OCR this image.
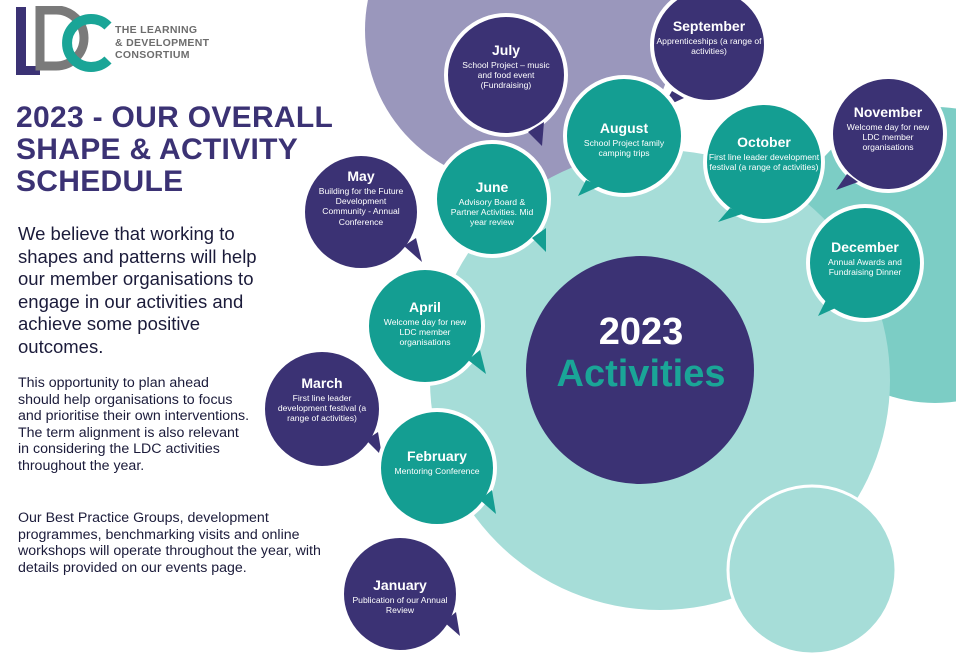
THE LEARNING
& DEVELOPMENT
CONSORTIUM
2023 - OUR OVERALL
SHAPE & ACTIVITY
SCHEDULE
We believe that working to shapes and patterns will help our member organisations to engage in our activities and achieve some positive outcomes.
This opportunity to plan ahead should help organisations to focus and prioritise their own interventions. The term alignment is also relevant in considering the LDC activities throughout the year.
Our Best Practice Groups, development programmes, benchmarking visits and online workshops will operate throughout the year, with details provided on our events page.
2023
Activities
September
Apprenticeships (a range of activities)
July
School Project – music and food event (Fundraising)
November
Welcome day for new LDC member organisations
August
School Project family camping trips
October
First line leader development festival (a range of activities)
May
Building for the Future Development Community - Annual Conference
June
Advisory Board & Partner Activities. Mid year review
December
Annual Awards and Fundraising Dinner
April
Welcome day for new LDC member organisations
March
First line leader development festival (a range of activities)
February
Mentoring Conference
January
Publication of our Annual Review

******

*Task directions:* Copy every line of the listing containing the string "Project".

*Correct answer:*
School Project – music and food event (Fundraising)
School Project family camping trips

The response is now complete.